> Problem details: Transcribe only the stretch of lines that opens with the line containing "Output the text content of this document." and closes with the last line of the listing, skipping pictures.

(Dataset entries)

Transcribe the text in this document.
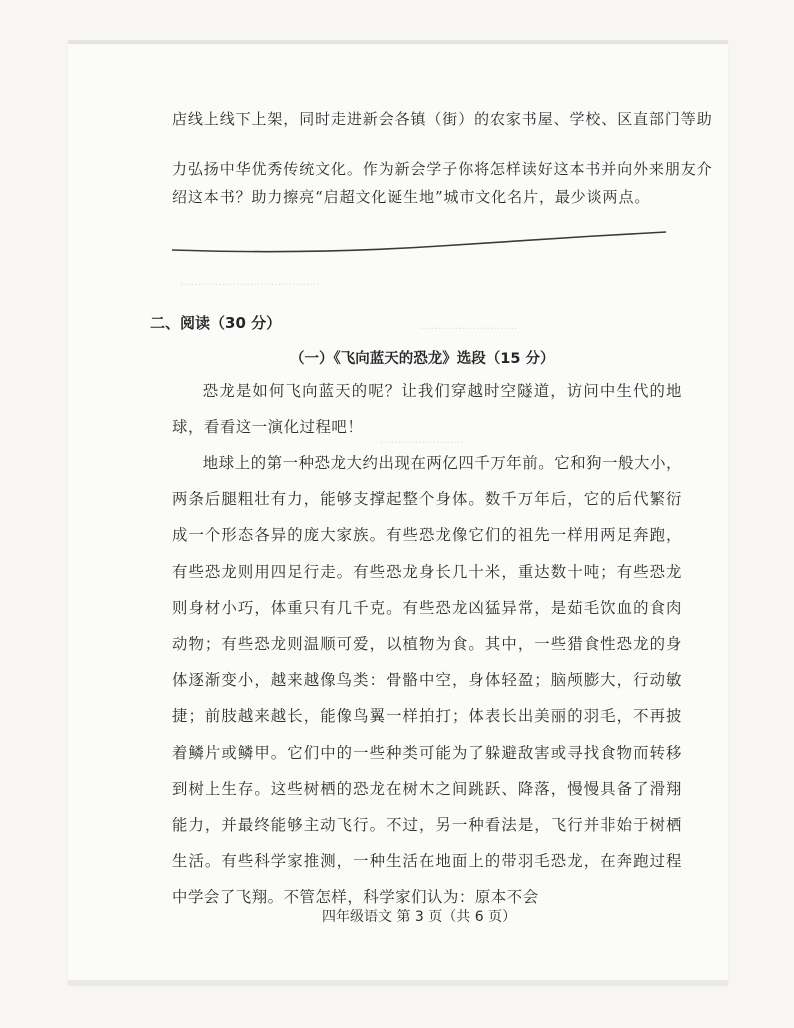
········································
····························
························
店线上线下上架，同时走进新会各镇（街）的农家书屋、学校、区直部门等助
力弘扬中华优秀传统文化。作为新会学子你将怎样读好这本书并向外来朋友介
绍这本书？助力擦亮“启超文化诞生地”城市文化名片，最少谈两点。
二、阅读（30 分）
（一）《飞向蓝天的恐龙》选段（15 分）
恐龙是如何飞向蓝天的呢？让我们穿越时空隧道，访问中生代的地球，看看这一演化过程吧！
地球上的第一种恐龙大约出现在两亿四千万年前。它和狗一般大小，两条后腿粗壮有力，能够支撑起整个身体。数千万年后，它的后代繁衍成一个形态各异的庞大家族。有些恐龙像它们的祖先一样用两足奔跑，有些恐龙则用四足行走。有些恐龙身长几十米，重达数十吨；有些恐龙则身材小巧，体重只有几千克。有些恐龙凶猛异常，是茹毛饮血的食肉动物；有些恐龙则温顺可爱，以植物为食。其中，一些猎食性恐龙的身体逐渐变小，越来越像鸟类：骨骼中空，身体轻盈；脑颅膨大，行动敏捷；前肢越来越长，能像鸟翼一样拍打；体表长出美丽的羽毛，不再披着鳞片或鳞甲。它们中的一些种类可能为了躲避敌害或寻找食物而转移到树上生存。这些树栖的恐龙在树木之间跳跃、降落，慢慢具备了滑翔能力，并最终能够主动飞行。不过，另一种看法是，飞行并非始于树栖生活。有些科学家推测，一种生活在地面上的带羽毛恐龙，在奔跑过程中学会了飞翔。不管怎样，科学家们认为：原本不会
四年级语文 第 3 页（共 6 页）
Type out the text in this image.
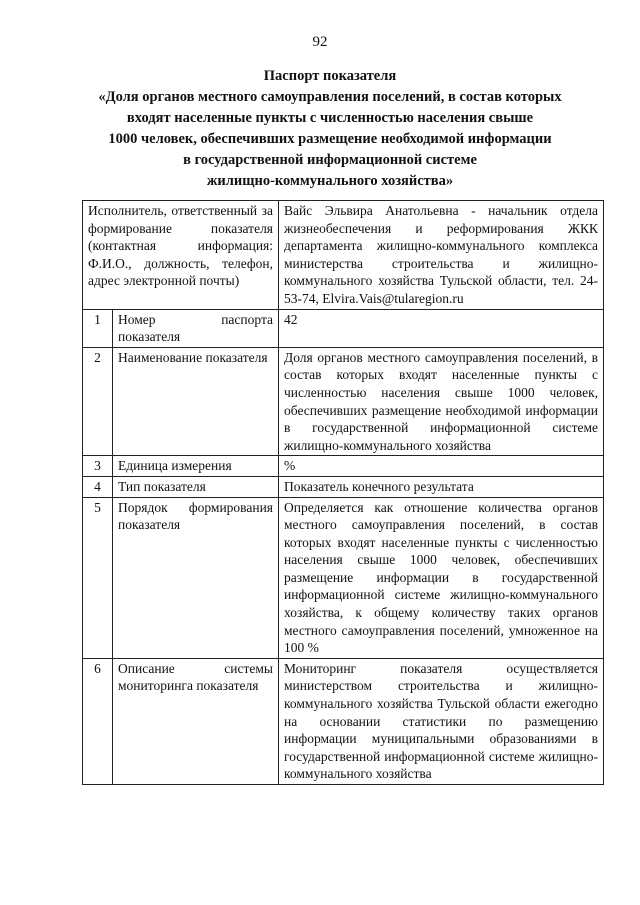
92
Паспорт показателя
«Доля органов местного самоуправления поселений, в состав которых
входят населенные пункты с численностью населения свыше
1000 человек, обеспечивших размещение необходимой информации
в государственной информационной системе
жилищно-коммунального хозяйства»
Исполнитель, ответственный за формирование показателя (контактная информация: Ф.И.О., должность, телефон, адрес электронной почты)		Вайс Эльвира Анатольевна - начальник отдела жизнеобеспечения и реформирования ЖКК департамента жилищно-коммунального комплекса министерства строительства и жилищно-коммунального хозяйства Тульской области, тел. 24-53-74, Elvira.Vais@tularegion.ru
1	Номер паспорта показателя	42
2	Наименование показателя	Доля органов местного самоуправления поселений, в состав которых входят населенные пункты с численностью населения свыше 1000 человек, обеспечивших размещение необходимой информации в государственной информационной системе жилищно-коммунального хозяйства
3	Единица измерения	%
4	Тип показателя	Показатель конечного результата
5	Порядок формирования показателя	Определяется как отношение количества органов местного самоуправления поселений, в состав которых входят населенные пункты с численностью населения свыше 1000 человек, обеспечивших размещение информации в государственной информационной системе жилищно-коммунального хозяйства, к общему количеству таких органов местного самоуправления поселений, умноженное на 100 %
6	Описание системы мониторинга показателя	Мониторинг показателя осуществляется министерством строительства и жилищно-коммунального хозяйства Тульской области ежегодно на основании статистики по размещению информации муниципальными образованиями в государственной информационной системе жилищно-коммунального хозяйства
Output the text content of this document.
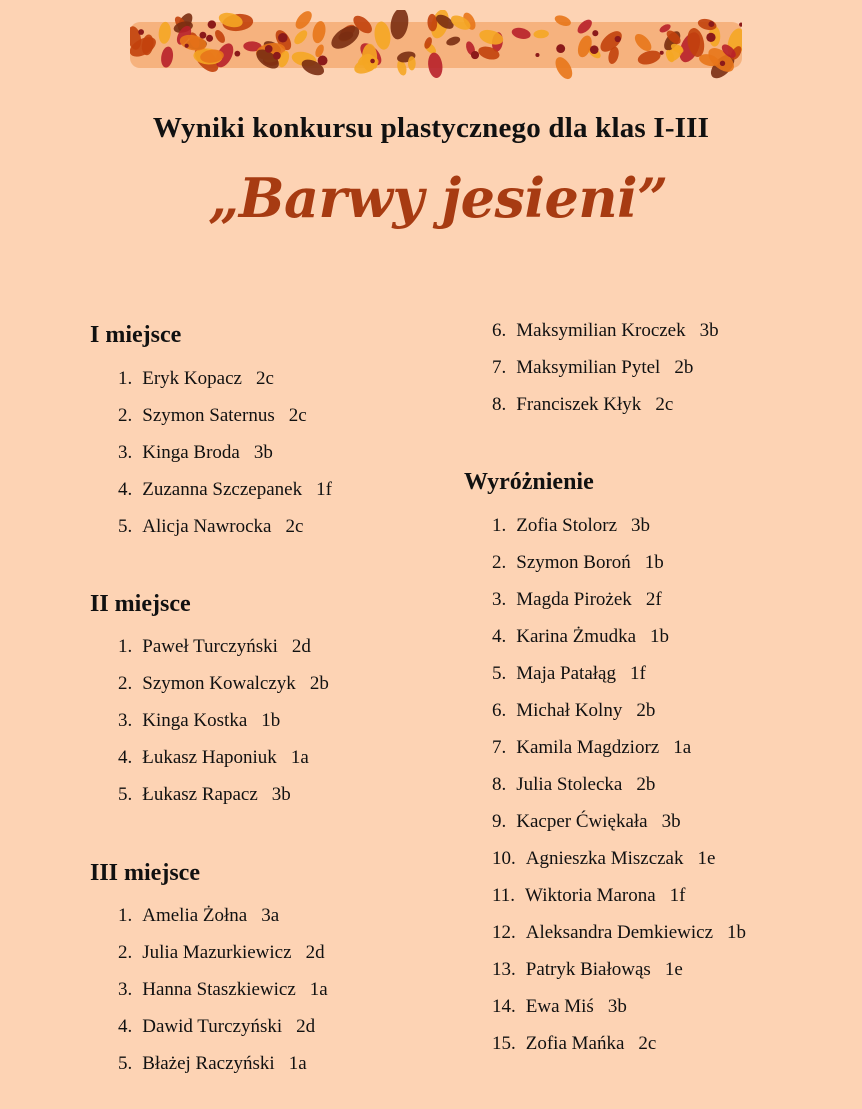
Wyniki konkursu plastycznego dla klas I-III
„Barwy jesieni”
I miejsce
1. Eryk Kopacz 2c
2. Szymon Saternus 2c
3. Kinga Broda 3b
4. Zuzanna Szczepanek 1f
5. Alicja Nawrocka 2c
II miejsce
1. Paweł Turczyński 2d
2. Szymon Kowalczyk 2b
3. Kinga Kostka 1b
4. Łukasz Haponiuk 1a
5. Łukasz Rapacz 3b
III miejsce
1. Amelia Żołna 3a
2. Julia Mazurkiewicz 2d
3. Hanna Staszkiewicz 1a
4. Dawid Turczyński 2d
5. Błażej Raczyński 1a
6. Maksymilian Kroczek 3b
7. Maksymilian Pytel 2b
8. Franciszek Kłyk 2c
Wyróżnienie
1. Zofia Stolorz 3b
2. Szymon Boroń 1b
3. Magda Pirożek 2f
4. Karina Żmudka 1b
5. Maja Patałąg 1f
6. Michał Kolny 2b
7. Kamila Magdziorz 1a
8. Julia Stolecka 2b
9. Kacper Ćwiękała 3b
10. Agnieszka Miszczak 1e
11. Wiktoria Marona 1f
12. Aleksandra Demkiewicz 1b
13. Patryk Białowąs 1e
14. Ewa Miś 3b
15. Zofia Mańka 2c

> Answer to the problem:
Output the text content of this document.
Wyniki konkursu plastycznego dla klas I-III
„Barwy jesieni”
I miejsce
1. Eryk Kopacz 2c
2. Szymon Saternus 2c
3. Kinga Broda 3b
4. Zuzanna Szczepanek 1f
5. Alicja Nawrocka 2c
II miejsce
1. Paweł Turczyński 2d
2. Szymon Kowalczyk 2b
3. Kinga Kostka 1b
4. Łukasz Haponiuk 1a
5. Łukasz Rapacz 3b
III miejsce
1. Amelia Żołna 3a
2. Julia Mazurkiewicz 2d
3. Hanna Staszkiewicz 1a
4. Dawid Turczyński 2d
5. Błażej Raczyński 1a
6. Maksymilian Kroczek 3b
7. Maksymilian Pytel 2b
8. Franciszek Kłyk 2c
Wyróżnienie
1. Zofia Stolorz 3b
2. Szymon Boroń 1b
3. Magda Pirożek 2f
4. Karina Żmudka 1b
5. Maja Patałąg 1f
6. Michał Kolny 2b
7. Kamila Magdziorz 1a
8. Julia Stolecka 2b
9. Kacper Ćwiękała 3b
10. Agnieszka Miszczak 1e
11. Wiktoria Marona 1f
12. Aleksandra Demkiewicz 1b
13. Patryk Białowąs 1e
14. Ewa Miś 3b
15. Zofia Mańka 2c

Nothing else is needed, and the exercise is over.